start Task data

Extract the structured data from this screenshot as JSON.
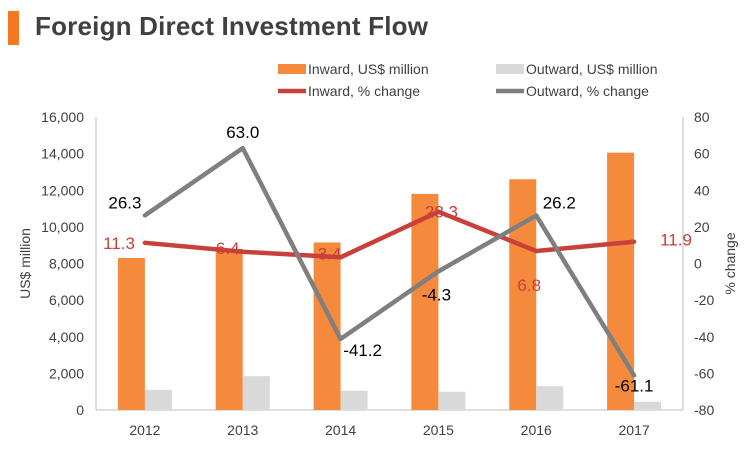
{
  "title": "Foreign Direct Investment Flow",
  "colors": {
    "accent": "#f47920",
    "inward_bar": "#f58a3c",
    "outward_bar": "#d9d9d9",
    "inward_line": "#c9403a",
    "outward_line": "#7f7f7f",
    "axis_text": "#404040"
  },
  "chart_data": {
    "type": "bar",
    "categories": [
      "2012",
      "2013",
      "2014",
      "2015",
      "2016",
      "2017"
    ],
    "series": [
      {
        "name": "Inward, US$ million",
        "kind": "bar",
        "axis": "left",
        "values": [
          8300,
          8800,
          9150,
          11800,
          12600,
          14050
        ]
      },
      {
        "name": "Outward, US$ million",
        "kind": "bar",
        "axis": "left",
        "values": [
          1100,
          1850,
          1050,
          1000,
          1300,
          450
        ]
      },
      {
        "name": "Inward, % change",
        "kind": "line",
        "axis": "right",
        "values": [
          11.3,
          6.4,
          3.4,
          28.3,
          6.8,
          11.9
        ],
        "labels": [
          "11.3",
          "6.4",
          "3.4",
          "28.3",
          "6.8",
          "11.9"
        ]
      },
      {
        "name": "Outward, % change",
        "kind": "line",
        "axis": "right",
        "values": [
          26.3,
          63.0,
          -41.2,
          -4.3,
          26.2,
          -61.1
        ],
        "labels": [
          "26.3",
          "63.0",
          "-41.2",
          "-4.3",
          "26.2",
          "-61.1"
        ]
      }
    ],
    "ylabel": "US$ million",
    "y2label": "% change",
    "ylim": [
      0,
      16000
    ],
    "y2lim": [
      -80,
      80
    ],
    "yticks": [
      "0",
      "2,000",
      "4,000",
      "6,000",
      "8,000",
      "10,000",
      "12,000",
      "14,000",
      "16,000"
    ],
    "y2ticks": [
      "-80",
      "-60",
      "-40",
      "-20",
      "0",
      "20",
      "40",
      "60",
      "80"
    ],
    "legend": "top",
    "grid": false
  }
}
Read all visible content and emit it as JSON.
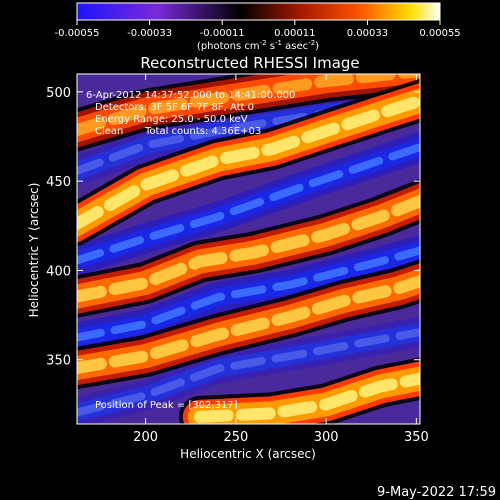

end Task data

*The task:* Work out how many lines of the listing above include "JSON". Answer with the number and nothing more.

*Output of the exercise:* 2